> _ФРАГМЕНТ СТРАНИЦЫ_:
►

Военные и политические деятели России однозначно указывали, что реальной силой, определившей присоединение Карабаха к России, были армяне и что этому присоединению противостояли хан и его окружение. Именно позиция армян Карабаха предопределила заигрывания Ибрагим хана с российскими военными властями. Он начал переговоры о возможном переходе от подчинения персидскому суверену в российское подданство при условии сохранения его губернаторской власти над Карабахом.
В то же время Ибрагим хан усилил гонения на армянских меликов с тем, чтобы полностью вытеснить их из Карабаха. К этому времени военно-политическая сила меликов ослабла, они потеряли реальную власть. В годы правления Надир шаха карабахские мелики были поставлены в зависимость от гянджинского хана. Но затем Надир шах изменил статус карабахских меликов и подчинил их правителю персидской провинции Азербайджан. После смерти Надир шаха мелики восстановили свою самостоятельность. Водворившись в Карабахе, Панах и его сын Ибрагим начали подчинять их своей власти. С другой стороны, поскольку формально с точки зрения международного права власть иранского шаха над Карабахом и другими персидскими владениями осуществлялась ханами-наместниками шаха, то очевидно, что Россия, добиваясь присвоения этих персидских (с точки зрения международного права) территорий, могла противопоставить Персии и покровительствовавшим ее европейским державам — Англии и Франции, сепаратистские действия ханов. Соответственно, Россия была заинтересована в преувеличении значения ханской власти, представляя ее как институт, правомочный решать вопрос о принадлежности Карабаха — выбрать между подчинением власти персидского или российского суверенов.

◄

> _ЗАПИСИ ДАННЫХ_:
►

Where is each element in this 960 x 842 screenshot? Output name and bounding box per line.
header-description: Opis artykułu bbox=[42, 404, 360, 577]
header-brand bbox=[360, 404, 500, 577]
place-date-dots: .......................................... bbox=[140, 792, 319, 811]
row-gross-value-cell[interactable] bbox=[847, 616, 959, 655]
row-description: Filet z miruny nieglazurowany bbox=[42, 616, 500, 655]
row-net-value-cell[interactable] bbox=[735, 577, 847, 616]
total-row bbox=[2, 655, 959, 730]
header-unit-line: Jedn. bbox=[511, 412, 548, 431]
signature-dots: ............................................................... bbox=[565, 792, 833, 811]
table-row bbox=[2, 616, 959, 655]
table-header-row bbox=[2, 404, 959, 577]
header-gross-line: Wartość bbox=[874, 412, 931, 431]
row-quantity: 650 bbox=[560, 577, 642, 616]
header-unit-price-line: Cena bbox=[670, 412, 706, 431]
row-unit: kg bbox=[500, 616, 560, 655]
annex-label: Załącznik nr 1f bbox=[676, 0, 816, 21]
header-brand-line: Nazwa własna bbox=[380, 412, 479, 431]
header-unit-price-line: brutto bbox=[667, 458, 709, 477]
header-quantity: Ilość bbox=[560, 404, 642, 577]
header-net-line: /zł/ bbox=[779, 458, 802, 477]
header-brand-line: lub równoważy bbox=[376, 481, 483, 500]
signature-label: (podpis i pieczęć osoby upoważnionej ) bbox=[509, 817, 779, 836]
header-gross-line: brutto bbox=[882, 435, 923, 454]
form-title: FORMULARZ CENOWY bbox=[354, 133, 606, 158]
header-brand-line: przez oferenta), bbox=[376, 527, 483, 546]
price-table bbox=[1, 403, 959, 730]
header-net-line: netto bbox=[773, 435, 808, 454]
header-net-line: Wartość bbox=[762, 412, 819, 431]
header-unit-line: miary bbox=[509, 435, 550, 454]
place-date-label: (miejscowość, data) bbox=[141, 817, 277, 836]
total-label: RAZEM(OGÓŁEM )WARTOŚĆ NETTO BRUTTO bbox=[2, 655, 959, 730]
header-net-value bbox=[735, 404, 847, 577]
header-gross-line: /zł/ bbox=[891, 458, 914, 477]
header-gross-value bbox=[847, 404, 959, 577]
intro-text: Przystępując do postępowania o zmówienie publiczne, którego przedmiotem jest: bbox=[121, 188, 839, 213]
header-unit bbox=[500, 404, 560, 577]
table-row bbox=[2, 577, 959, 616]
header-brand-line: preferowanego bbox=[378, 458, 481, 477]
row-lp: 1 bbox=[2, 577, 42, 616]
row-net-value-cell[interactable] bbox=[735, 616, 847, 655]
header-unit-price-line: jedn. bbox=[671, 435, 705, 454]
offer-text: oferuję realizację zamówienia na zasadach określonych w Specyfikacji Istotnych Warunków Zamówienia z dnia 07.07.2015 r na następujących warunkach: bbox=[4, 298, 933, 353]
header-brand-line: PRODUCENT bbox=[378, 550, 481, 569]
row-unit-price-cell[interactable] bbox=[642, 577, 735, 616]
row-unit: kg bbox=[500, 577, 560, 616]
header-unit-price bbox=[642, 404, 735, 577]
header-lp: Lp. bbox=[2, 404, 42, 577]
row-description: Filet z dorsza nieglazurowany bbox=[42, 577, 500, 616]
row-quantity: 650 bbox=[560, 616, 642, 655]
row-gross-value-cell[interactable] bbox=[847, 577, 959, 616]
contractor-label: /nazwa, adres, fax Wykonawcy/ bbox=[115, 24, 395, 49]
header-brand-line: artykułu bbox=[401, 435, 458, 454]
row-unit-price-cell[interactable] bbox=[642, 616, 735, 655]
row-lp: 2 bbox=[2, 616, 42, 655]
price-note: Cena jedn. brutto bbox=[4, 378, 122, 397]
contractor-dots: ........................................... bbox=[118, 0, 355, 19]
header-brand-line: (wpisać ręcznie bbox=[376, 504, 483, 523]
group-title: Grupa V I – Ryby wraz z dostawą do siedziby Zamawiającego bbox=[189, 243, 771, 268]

◄

> _ЧТО ТРЕБУЕТСЯ_:
A – Кому, согласно фрагменту страницы, Надир шах подчинил карабахских меликов, когда изменил их статус?
B – Перечислите всех лиц, которые во фрагменте страницы названы по имени.

> _СВОД ОТВЕТОВ_:
A – Правителю персидской провинции Азербайджан.

B – Ибрагим хан, Надир шах, Панах.